Task details:
Render the part that opens with the line containing "annotate this image: element" and closes with the line containing "carrier-label: Carrier xyxy=(10,5,56,23)" as a two-column CSV with the header input,output. Give one row per record, with its opening line under input and the lines that follow under output; quote each field and replace line breaks with spaces.

Entries shown:
********************

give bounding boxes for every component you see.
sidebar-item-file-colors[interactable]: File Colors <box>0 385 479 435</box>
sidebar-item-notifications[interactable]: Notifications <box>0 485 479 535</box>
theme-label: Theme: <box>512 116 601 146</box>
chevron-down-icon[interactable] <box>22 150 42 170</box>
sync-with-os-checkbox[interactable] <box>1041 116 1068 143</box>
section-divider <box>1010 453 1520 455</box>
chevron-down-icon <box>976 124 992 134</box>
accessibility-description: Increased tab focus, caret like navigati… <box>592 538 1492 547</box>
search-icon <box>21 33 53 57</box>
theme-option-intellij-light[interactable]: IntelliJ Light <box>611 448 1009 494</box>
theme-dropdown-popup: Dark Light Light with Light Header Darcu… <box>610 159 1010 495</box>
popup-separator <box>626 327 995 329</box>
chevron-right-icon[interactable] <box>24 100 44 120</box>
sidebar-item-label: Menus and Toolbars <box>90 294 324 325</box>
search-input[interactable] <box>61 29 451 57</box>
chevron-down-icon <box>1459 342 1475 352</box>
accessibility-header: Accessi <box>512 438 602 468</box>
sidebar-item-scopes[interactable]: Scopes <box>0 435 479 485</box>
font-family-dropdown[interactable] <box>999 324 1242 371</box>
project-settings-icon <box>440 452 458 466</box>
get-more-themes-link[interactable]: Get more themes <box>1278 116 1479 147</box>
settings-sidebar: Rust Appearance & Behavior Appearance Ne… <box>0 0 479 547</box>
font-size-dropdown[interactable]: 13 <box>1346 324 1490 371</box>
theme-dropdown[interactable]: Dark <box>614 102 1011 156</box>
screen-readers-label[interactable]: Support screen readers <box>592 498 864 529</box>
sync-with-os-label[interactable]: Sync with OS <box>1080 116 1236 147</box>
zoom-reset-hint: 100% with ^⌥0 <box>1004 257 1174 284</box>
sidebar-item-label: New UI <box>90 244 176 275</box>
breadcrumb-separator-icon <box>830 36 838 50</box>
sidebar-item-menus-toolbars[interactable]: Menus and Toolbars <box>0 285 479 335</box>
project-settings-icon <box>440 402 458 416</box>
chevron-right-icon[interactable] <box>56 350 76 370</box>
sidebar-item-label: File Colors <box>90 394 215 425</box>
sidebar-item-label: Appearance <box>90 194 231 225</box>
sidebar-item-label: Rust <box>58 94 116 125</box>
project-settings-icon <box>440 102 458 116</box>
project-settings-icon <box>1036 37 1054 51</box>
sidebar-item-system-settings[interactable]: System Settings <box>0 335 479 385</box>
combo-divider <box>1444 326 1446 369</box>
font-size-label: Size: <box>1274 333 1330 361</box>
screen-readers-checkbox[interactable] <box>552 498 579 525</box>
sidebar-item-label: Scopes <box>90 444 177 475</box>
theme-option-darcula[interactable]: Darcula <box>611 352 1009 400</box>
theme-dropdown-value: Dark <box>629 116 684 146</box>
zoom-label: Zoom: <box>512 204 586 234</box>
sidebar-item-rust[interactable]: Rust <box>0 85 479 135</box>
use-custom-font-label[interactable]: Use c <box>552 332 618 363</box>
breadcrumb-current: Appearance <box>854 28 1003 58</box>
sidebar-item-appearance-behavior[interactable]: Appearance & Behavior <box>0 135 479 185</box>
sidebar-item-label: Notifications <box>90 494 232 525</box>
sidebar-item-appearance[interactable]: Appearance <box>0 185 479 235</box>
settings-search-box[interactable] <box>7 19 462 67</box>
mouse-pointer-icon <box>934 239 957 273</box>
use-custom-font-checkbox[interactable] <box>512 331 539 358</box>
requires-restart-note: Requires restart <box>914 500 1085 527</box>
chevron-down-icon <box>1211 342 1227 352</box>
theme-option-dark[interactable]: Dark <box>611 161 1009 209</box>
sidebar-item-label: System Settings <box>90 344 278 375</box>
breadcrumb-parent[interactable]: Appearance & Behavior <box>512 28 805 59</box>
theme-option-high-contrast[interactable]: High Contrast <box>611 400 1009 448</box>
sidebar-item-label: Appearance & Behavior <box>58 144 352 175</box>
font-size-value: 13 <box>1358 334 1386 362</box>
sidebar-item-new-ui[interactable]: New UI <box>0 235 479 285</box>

********************

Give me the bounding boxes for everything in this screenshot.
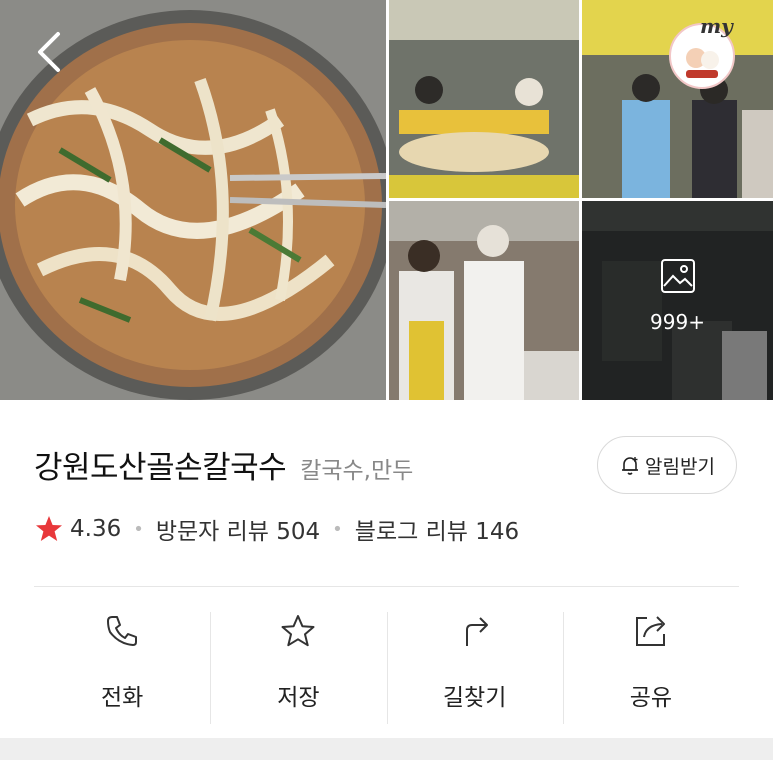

********************

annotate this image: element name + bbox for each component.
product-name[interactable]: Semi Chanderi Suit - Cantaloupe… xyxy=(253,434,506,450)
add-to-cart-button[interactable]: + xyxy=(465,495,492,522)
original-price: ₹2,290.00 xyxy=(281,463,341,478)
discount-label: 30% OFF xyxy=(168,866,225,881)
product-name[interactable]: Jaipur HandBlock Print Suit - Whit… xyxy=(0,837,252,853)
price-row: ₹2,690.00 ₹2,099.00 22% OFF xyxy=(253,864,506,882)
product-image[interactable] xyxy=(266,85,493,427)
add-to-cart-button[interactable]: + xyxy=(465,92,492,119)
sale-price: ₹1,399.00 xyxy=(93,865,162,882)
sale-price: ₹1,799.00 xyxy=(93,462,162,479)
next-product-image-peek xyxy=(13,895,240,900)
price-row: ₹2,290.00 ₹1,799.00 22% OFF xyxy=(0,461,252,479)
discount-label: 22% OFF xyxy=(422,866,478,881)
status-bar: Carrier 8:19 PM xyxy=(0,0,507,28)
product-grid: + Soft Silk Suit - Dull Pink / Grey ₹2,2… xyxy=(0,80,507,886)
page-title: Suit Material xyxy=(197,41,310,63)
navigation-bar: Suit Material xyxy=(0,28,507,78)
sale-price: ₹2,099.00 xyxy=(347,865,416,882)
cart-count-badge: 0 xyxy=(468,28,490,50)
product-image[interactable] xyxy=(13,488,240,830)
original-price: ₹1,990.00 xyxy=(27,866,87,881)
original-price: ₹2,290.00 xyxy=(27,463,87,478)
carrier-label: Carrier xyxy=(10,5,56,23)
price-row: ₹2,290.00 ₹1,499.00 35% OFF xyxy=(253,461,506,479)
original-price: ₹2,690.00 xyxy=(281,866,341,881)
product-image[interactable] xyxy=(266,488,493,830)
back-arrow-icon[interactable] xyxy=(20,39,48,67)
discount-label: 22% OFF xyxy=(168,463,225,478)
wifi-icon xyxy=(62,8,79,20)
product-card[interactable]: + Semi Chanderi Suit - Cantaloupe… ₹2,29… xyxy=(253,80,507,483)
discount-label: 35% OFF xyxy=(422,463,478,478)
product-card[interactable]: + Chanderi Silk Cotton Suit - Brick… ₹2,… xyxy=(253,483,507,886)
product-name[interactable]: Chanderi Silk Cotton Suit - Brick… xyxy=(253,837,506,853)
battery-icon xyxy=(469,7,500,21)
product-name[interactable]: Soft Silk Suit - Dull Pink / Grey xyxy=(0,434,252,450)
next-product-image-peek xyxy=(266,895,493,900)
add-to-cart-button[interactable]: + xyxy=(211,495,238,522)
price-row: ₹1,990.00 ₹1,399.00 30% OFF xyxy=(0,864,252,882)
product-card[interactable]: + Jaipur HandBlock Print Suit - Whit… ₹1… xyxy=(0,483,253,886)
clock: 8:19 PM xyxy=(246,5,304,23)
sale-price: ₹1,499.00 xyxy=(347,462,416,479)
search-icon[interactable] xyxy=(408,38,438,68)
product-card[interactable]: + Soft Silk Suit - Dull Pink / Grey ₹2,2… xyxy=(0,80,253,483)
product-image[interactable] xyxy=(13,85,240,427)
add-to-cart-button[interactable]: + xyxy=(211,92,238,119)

********************

Reply:
input,output
"annotate this image: element name + bbox for each component.","product-name[interactable]: Semi Chanderi Suit - Cantaloupe… xyxy=(253,434,506,450) add-to-cart-button[interactable]: + xyxy=(465,495,492,522) original-price: ₹2,290.00 xyxy=(281,463,341,478) discount-label: 30% OFF xyxy=(168,866,225,881) product-name[interactable]: Jaipur HandBlock Print Suit - Whit… xyxy=(0,837,252,853) price-row: ₹2,690.00 ₹2,099.00 22% OFF xyxy=(253,864,506,882) product-image[interactable] xyxy=(266,85,493,427) add-to-cart-button[interactable]: + xyxy=(465,92,492,119) sale-price: ₹1,399.00 xyxy=(93,865,162,882) sale-price: ₹1,799.00 xyxy=(93,462,162,479) next-product-image-peek xyxy=(13,895,240,900) price-row: ₹2,290.00 ₹1,799.00 22% OFF xyxy=(0,461,252,479) discount-label: 22% OFF xyxy=(422,866,478,881) status-bar: Carrier 8:19 PM xyxy=(0,0,507,28) product-grid: + Soft Silk Suit - Dull Pink / Grey ₹2,2… xyxy=(0,80,507,886) page-title: Suit Material xyxy=(197,41,310,63) navigation-bar: Suit Material xyxy=(0,28,507,78) sale-price: ₹2,099.00 xyxy=(347,865,416,882) cart-count-badge: 0 xyxy=(468,28,490,50) product-image[interactable] xyxy=(13,488,240,830) original-price: ₹1,990.00 xyxy=(27,866,87,881) original-price: ₹2,290.00 xyxy=(27,463,87,478) carrier-label: Carrier xyxy=(10,5,56,23)"